> **BRIEF 1**
Turn the rows below into a Markdown table with the columns Row and Entry, numbering each line in order and leaving out blank lines. Cover only the lines from the start of the rows up to and including the line that contains "sidebar-item-deconnexion[interactable]: Déconnexion <box>48".

> **PROVIDED PASSAGE**
----

- Born: Mumbai, India
- Occupation: Actress
- Years active: 2005–2024
- Relatives: Bhatt family

= Smilie Suri =

Actress

Smilie Suri or Smiley Suri is an Indian model, actress and dancer, who appeared in Hindi films. Suri made her debut with the 2005 film, Kalyug, which was directed by her brother, Mohit Suri. The film turned out to be a certified box office huge success.

She is the younger sister of film director Mohit Suri and the niece of Mahesh Bhatt and Mukesh Bhatt. as well as the cousin of Pooja Bhatt, Alia Bhatt and Emraan Hashmi.

==Career==
Smiley worked with the director during the making of the 2005 film, Zeher, which turned out to be a moderate success. She debuted in Yeh Mera India and joined Crook for a cameo.

----

> **DATASET ENTRIES**
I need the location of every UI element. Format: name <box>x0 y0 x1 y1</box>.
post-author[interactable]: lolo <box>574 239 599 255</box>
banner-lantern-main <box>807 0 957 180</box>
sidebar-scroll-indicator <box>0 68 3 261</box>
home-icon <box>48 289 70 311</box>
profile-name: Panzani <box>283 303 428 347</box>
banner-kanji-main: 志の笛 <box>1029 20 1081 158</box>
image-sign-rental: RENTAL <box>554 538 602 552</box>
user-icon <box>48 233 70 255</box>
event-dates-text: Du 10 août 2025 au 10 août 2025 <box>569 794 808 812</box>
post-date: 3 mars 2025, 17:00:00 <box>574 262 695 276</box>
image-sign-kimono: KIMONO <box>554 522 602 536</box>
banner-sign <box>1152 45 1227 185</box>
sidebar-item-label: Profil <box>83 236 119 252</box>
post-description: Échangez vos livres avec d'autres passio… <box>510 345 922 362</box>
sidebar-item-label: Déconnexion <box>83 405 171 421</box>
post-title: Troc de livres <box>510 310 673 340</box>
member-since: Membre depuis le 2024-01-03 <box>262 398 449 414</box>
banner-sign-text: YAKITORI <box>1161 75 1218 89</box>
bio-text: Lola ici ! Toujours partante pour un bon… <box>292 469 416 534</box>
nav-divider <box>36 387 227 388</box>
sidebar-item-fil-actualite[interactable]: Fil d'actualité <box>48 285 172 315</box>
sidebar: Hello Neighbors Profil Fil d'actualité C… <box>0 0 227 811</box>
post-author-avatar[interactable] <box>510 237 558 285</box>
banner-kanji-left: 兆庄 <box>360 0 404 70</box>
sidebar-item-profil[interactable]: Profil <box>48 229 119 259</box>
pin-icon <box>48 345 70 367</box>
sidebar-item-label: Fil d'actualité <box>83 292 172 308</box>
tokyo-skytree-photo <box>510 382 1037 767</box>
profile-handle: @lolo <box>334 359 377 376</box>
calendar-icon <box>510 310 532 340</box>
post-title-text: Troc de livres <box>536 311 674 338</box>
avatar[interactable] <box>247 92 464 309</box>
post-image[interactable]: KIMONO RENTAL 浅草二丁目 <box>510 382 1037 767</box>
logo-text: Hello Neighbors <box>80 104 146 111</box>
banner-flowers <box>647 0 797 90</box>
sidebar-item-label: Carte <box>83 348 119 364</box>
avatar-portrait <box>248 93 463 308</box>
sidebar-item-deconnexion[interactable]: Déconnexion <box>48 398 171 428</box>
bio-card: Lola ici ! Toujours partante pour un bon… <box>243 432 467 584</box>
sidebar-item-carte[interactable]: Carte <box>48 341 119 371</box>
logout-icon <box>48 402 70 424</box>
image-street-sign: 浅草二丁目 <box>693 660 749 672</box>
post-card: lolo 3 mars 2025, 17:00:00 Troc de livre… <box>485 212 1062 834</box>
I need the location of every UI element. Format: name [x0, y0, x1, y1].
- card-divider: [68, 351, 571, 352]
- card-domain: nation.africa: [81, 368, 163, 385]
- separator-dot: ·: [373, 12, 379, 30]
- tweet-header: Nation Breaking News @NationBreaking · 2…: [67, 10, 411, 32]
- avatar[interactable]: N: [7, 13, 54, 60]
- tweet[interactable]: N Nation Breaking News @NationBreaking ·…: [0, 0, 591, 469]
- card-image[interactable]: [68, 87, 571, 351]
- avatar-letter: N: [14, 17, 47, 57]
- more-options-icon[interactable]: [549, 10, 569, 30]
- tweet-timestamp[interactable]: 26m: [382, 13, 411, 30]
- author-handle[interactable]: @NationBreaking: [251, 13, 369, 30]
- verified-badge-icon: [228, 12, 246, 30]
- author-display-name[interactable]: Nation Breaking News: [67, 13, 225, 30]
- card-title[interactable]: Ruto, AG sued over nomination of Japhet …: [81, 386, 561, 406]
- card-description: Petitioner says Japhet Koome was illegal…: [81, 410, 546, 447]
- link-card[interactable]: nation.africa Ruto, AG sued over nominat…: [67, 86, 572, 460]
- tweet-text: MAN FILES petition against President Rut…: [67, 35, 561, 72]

----

> **BRIEF 2**
Quote the Smilie Suri passage word for word, from "Smilie Suri or" up to and including "for a cameo.".

> **WORKED ANSWER 1**
| Row | Entry |
|---|---|
| 1 | I need the location of every UI element. Format: name <box>x0 y0 x1 y1</box>. |
| 2 | post-author[interactable]: lolo <box>574 239 599 255</box> |
| 3 | banner-lantern-main <box>807 0 957 180</box> |
| 4 | sidebar-scroll-indicator <box>0 68 3 261</box> |
| 5 | home-icon <box>48 289 70 311</box> |
| 6 | profile-name: Panzani <box>283 303 428 347</box> |
| 7 | banner-kanji-main: 志の笛 <box>1029 20 1081 158</box> |
| 8 | image-sign-rental: RENTAL <box>554 538 602 552</box> |
| 9 | user-icon <box>48 233 70 255</box> |
| 10 | event-dates-text: Du 10 août 2025 au 10 août 2025 <box>569 794 808 812</box> |
| 11 | post-date: 3 mars 2025, 17:00:00 <box>574 262 695 276</box> |
| 12 | image-sign-kimono: KIMONO <box>554 522 602 536</box> |
| 13 | banner-sign <box>1152 45 1227 185</box> |
| 14 | sidebar-item-label: Profil <box>83 236 119 252</box> |
| 15 | post-description: Échangez vos livres avec d'autres passio… <box>510 345 922 362</box> |
| 16 | sidebar-item-label: Déconnexion <box>83 405 171 421</box> |
| 17 | post-title: Troc de livres <box>510 310 673 340</box> |
| 18 | member-since: Membre depuis le 2024-01-03 <box>262 398 449 414</box> |
| 19 | banner-sign-text: YAKITORI <box>1161 75 1218 89</box> |
| 20 | bio-text: Lola ici ! Toujours partante pour un bon… <box>292 469 416 534</box> |
| 21 | nav-divider <box>36 387 227 388</box> |
| 22 | sidebar-item-fil-actualite[interactable]: Fil d'actualité <box>48 285 172 315</box> |
| 23 | sidebar: Hello Neighbors Profil Fil d'actualité C… <box>0 0 227 811</box> |
| 24 | post-author-avatar[interactable] <box>510 237 558 285</box> |
| 25 | banner-kanji-left: 兆庄 <box>360 0 404 70</box> |
| 26 | sidebar-item-profil[interactable]: Profil <box>48 229 119 259</box> |
| 27 | pin-icon <box>48 345 70 367</box> |
| 28 | sidebar-item-label: Fil d'actualité <box>83 292 172 308</box> |
| 29 | tokyo-skytree-photo <box>510 382 1037 767</box> |
| 30 | profile-handle: @lolo <box>334 359 377 376</box> |
| 31 | calendar-icon <box>510 310 532 340</box> |
| 32 | post-title-text: Troc de livres <box>536 311 674 338</box> |
| 33 | avatar[interactable] <box>247 92 464 309</box> |
| 34 | post-image[interactable]: KIMONO RENTAL 浅草二丁目 <box>510 382 1037 767</box> |
| 35 | logo-text: Hello Neighbors <box>80 104 146 111</box> |
| 36 | banner-flowers <box>647 0 797 90</box> |
| 37 | sidebar-item-label: Carte <box>83 348 119 364</box> |
| 38 | avatar-portrait <box>248 93 463 308</box> |
| 39 | sidebar-item-deconnexion[interactable]: Déconnexion <box>48 398 171 428</box> |

> **WORKED ANSWER 2**
Smilie Suri or Smiley Suri is an Indian model, actress and dancer, who appeared in Hindi films. Suri made her debut with the 2005 film, Kalyug, which was directed by her brother, Mohit Suri. The film turned out to be a certified box office huge success.

She is the younger sister of film director Mohit Suri and the niece of Mahesh Bhatt and Mukesh Bhatt. as well as the cousin of Pooja Bhatt, Alia Bhatt and Emraan Hashmi.

==Career==
Smiley worked with the director during the making of the 2005 film, Zeher, which turned out to be a moderate success. She debuted in Yeh Mera India and joined Crook for a cameo.